### Obiettivo:
Aggiorna le voci riportate sotto sostituendo ogni occorrenza di "bar-segment" con "bar-rectangle" e lasciando invariato tutto il resto. Nella risposta ometti le immagini.

### Dati sulla posizione degli elementi:
....................
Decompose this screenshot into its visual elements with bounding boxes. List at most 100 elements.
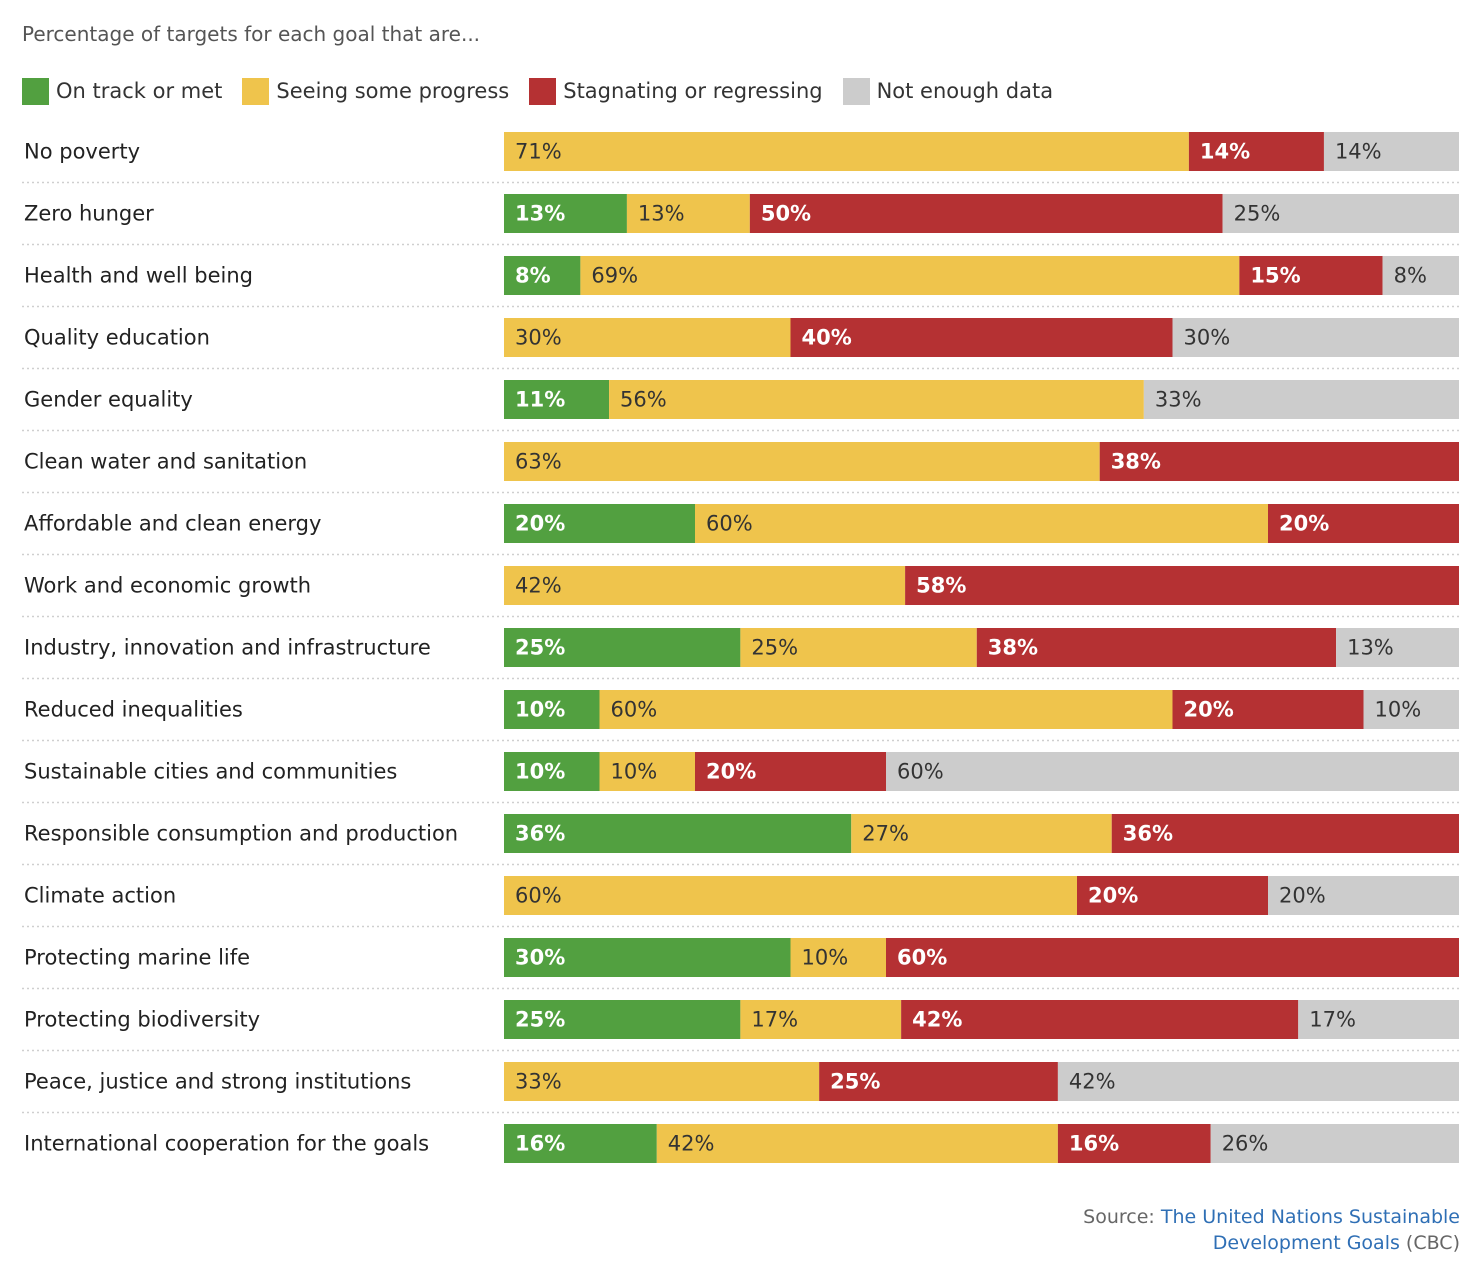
category-label: Peace, justice and strong institutions (24, 1070, 411, 1094)
source-link-line2[interactable]: Development Goals (1212, 1232, 1400, 1254)
legend-item-stagnating: Stagnating or regressing (529, 77, 823, 105)
bar-value-label: 20% (1279, 512, 1329, 536)
bar-value-label: 60% (897, 760, 944, 784)
bar-segment (504, 442, 1100, 481)
bar-value-label: 71% (515, 140, 562, 164)
bar-value-label: 10% (1375, 698, 1422, 722)
bar-value-label: 60% (706, 512, 753, 536)
bar-segment (504, 1062, 820, 1101)
bar-value-label: 20% (1279, 884, 1326, 908)
category-label: Protecting biodiversity (24, 1008, 260, 1032)
bar-value-label: 38% (1111, 450, 1161, 474)
legend-label-stagnating: Stagnating or regressing (563, 79, 823, 103)
bar-segment (790, 938, 886, 977)
bar-value-label: 17% (1309, 1008, 1356, 1032)
bar-value-label: 14% (1335, 140, 1382, 164)
bar-value-label: 42% (668, 1132, 715, 1156)
bar-value-label: 26% (1222, 1132, 1269, 1156)
bar-segment (609, 380, 1144, 419)
bar-value-label: 25% (751, 636, 798, 660)
bar-value-label: 33% (1155, 388, 1202, 412)
legend-swatch-stagnating (529, 77, 557, 105)
bar-value-label: 33% (515, 1070, 562, 1094)
bar-segment (1210, 1124, 1459, 1163)
bar-segment (1077, 876, 1268, 915)
bar-segment (504, 566, 906, 605)
bar-segment (1057, 1062, 1459, 1101)
bar-segment (905, 566, 1459, 605)
bar-value-label: 16% (515, 1132, 565, 1156)
bar-segment (1188, 132, 1324, 171)
category-label: Industry, innovation and infrastructure (24, 636, 431, 660)
bar-segment (819, 1062, 1058, 1101)
bar-segment (504, 814, 852, 853)
bar-segment (1323, 132, 1459, 171)
bar-value-label: 20% (1088, 884, 1138, 908)
bar-segment (504, 132, 1189, 171)
category-label: Quality education (24, 326, 210, 350)
category-label: Clean water and sanitation (24, 450, 307, 474)
chart-subtitle: Percentage of targets for each goal that… (22, 22, 481, 46)
legend-label-some-progress: Seeing some progress (276, 79, 510, 103)
bar-segment (1336, 628, 1459, 667)
bar-segment (740, 1000, 902, 1039)
bar-value-label: 60% (515, 884, 562, 908)
bar-segment (1298, 1000, 1459, 1039)
source-note: Source: The United Nations Sustainable D… (940, 1204, 1460, 1256)
bar-value-label: 50% (761, 202, 811, 226)
bar-segment (504, 318, 791, 357)
source-suffix: (CBC) (1399, 1232, 1460, 1254)
bar-segment (504, 628, 741, 667)
bar-segment (1268, 504, 1459, 543)
bar-segment (504, 1000, 741, 1039)
bar-value-label: 16% (1069, 1132, 1119, 1156)
bar-value-label: 10% (802, 946, 849, 970)
bar-value-label: 10% (515, 698, 565, 722)
bar-value-label: 13% (638, 202, 685, 226)
bar-value-label: 56% (620, 388, 667, 412)
category-label: Affordable and clean energy (24, 512, 321, 536)
bar-value-label: 42% (515, 574, 562, 598)
bar-value-label: 36% (1123, 822, 1173, 846)
bar-segment (504, 194, 627, 233)
bar-value-label: 58% (916, 574, 966, 598)
bar-segment (1363, 690, 1459, 729)
bar-value-label: 38% (988, 636, 1038, 660)
bar-value-label: 42% (1069, 1070, 1116, 1094)
category-label: Climate action (24, 884, 176, 908)
bar-segment (695, 752, 886, 791)
legend: On track or met Seeing some progress Sta… (22, 77, 1073, 105)
bar-value-label: 30% (515, 946, 565, 970)
category-label: Zero hunger (24, 202, 154, 226)
bar-value-label: 42% (912, 1008, 962, 1032)
bar-segment (504, 504, 695, 543)
bar-segment (790, 318, 1173, 357)
bar-segment (886, 938, 1459, 977)
legend-item-not-enough-data: Not enough data (842, 77, 1053, 105)
bar-segment (1057, 1124, 1211, 1163)
bar-value-label: 20% (1184, 698, 1234, 722)
bar-value-label: 25% (830, 1070, 880, 1094)
bar-value-label: 25% (515, 1008, 565, 1032)
bar-segment (1222, 194, 1459, 233)
bar-segment (504, 938, 791, 977)
bar-value-label: 14% (1200, 140, 1250, 164)
bar-value-label: 10% (515, 760, 565, 784)
bar-segment (1099, 442, 1459, 481)
category-label: Reduced inequalities (24, 698, 243, 722)
bar-value-label: 36% (515, 822, 565, 846)
source-link-line1[interactable]: The United Nations Sustainable (1160, 1206, 1460, 1228)
bar-value-label: 30% (515, 326, 562, 350)
bar-value-label: 15% (1250, 264, 1300, 288)
bar-value-label: 40% (802, 326, 852, 350)
bar-value-label: 8% (1394, 264, 1427, 288)
bar-segment (695, 504, 1268, 543)
bar-value-label: 20% (706, 760, 756, 784)
bar-segment (1172, 690, 1364, 729)
bar-segment (504, 876, 1077, 915)
legend-swatch-some-progress (242, 77, 270, 105)
bar-value-label: 13% (1347, 636, 1394, 660)
bar-segment (504, 256, 581, 295)
bar-segment (901, 1000, 1299, 1039)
....................
### Risposta completa:
Decompose this screenshot into its visual elements with bounding boxes. List at most 100 elements.
category-label: Peace, justice and strong institutions (24, 1070, 411, 1094)
source-link-line2[interactable]: Development Goals (1212, 1232, 1400, 1254)
legend-item-stagnating: Stagnating or regressing (529, 77, 823, 105)
bar-value-label: 20% (1279, 512, 1329, 536)
bar-value-label: 60% (897, 760, 944, 784)
bar-rectangle (504, 442, 1100, 481)
bar-value-label: 71% (515, 140, 562, 164)
bar-value-label: 10% (1375, 698, 1422, 722)
bar-value-label: 60% (706, 512, 753, 536)
bar-rectangle (504, 1062, 820, 1101)
bar-value-label: 20% (1279, 884, 1326, 908)
category-label: Protecting biodiversity (24, 1008, 260, 1032)
bar-value-label: 38% (1111, 450, 1161, 474)
legend-label-stagnating: Stagnating or regressing (563, 79, 823, 103)
bar-rectangle (790, 938, 886, 977)
bar-value-label: 17% (1309, 1008, 1356, 1032)
bar-value-label: 14% (1335, 140, 1382, 164)
bar-value-label: 42% (668, 1132, 715, 1156)
bar-value-label: 26% (1222, 1132, 1269, 1156)
bar-rectangle (609, 380, 1144, 419)
bar-value-label: 25% (751, 636, 798, 660)
bar-value-label: 33% (1155, 388, 1202, 412)
legend-swatch-stagnating (529, 77, 557, 105)
bar-value-label: 33% (515, 1070, 562, 1094)
bar-rectangle (1210, 1124, 1459, 1163)
bar-rectangle (1077, 876, 1268, 915)
bar-rectangle (504, 566, 906, 605)
bar-rectangle (1057, 1062, 1459, 1101)
bar-rectangle (905, 566, 1459, 605)
bar-value-label: 16% (515, 1132, 565, 1156)
bar-rectangle (1188, 132, 1324, 171)
category-label: Industry, innovation and infrastructure (24, 636, 431, 660)
bar-rectangle (819, 1062, 1058, 1101)
bar-rectangle (504, 814, 852, 853)
bar-rectangle (1323, 132, 1459, 171)
bar-value-label: 20% (1088, 884, 1138, 908)
bar-rectangle (504, 132, 1189, 171)
category-label: Quality education (24, 326, 210, 350)
category-label: Clean water and sanitation (24, 450, 307, 474)
chart-subtitle: Percentage of targets for each goal that… (22, 22, 481, 46)
legend-label-some-progress: Seeing some progress (276, 79, 510, 103)
bar-rectangle (1336, 628, 1459, 667)
bar-rectangle (740, 1000, 902, 1039)
bar-value-label: 60% (515, 884, 562, 908)
bar-rectangle (1298, 1000, 1459, 1039)
source-note: Source: The United Nations Sustainable D… (940, 1204, 1460, 1256)
bar-value-label: 50% (761, 202, 811, 226)
bar-rectangle (504, 318, 791, 357)
source-suffix: (CBC) (1399, 1232, 1460, 1254)
bar-rectangle (504, 628, 741, 667)
bar-rectangle (1268, 504, 1459, 543)
bar-rectangle (504, 1000, 741, 1039)
bar-value-label: 16% (1069, 1132, 1119, 1156)
bar-value-label: 10% (802, 946, 849, 970)
bar-value-label: 10% (515, 698, 565, 722)
bar-value-label: 13% (638, 202, 685, 226)
bar-value-label: 56% (620, 388, 667, 412)
category-label: Affordable and clean energy (24, 512, 321, 536)
bar-value-label: 42% (515, 574, 562, 598)
bar-value-label: 36% (1123, 822, 1173, 846)
bar-rectangle (504, 194, 627, 233)
bar-value-label: 58% (916, 574, 966, 598)
bar-rectangle (1363, 690, 1459, 729)
bar-value-label: 38% (988, 636, 1038, 660)
bar-value-label: 42% (1069, 1070, 1116, 1094)
category-label: Climate action (24, 884, 176, 908)
bar-rectangle (695, 752, 886, 791)
legend: On track or met Seeing some progress Sta… (22, 77, 1073, 105)
bar-value-label: 30% (515, 946, 565, 970)
category-label: Zero hunger (24, 202, 154, 226)
bar-value-label: 42% (912, 1008, 962, 1032)
bar-rectangle (504, 504, 695, 543)
bar-rectangle (790, 318, 1173, 357)
bar-rectangle (886, 938, 1459, 977)
legend-item-not-enough-data: Not enough data (842, 77, 1053, 105)
bar-rectangle (1057, 1124, 1211, 1163)
bar-value-label: 20% (1184, 698, 1234, 722)
bar-value-label: 25% (830, 1070, 880, 1094)
bar-value-label: 25% (515, 1008, 565, 1032)
bar-rectangle (1222, 194, 1459, 233)
bar-rectangle (504, 938, 791, 977)
bar-value-label: 14% (1200, 140, 1250, 164)
bar-value-label: 10% (515, 760, 565, 784)
bar-rectangle (1099, 442, 1459, 481)
category-label: Reduced inequalities (24, 698, 243, 722)
bar-value-label: 36% (515, 822, 565, 846)
source-link-line1[interactable]: The United Nations Sustainable (1160, 1206, 1460, 1228)
bar-value-label: 30% (515, 326, 562, 350)
bar-value-label: 15% (1250, 264, 1300, 288)
bar-value-label: 40% (802, 326, 852, 350)
bar-value-label: 8% (1394, 264, 1427, 288)
bar-rectangle (695, 504, 1268, 543)
bar-value-label: 20% (706, 760, 756, 784)
bar-rectangle (1172, 690, 1364, 729)
bar-rectangle (504, 876, 1077, 915)
legend-swatch-some-progress (242, 77, 270, 105)
bar-value-label: 13% (1347, 636, 1394, 660)
bar-rectangle (504, 256, 581, 295)
bar-rectangle (901, 1000, 1299, 1039)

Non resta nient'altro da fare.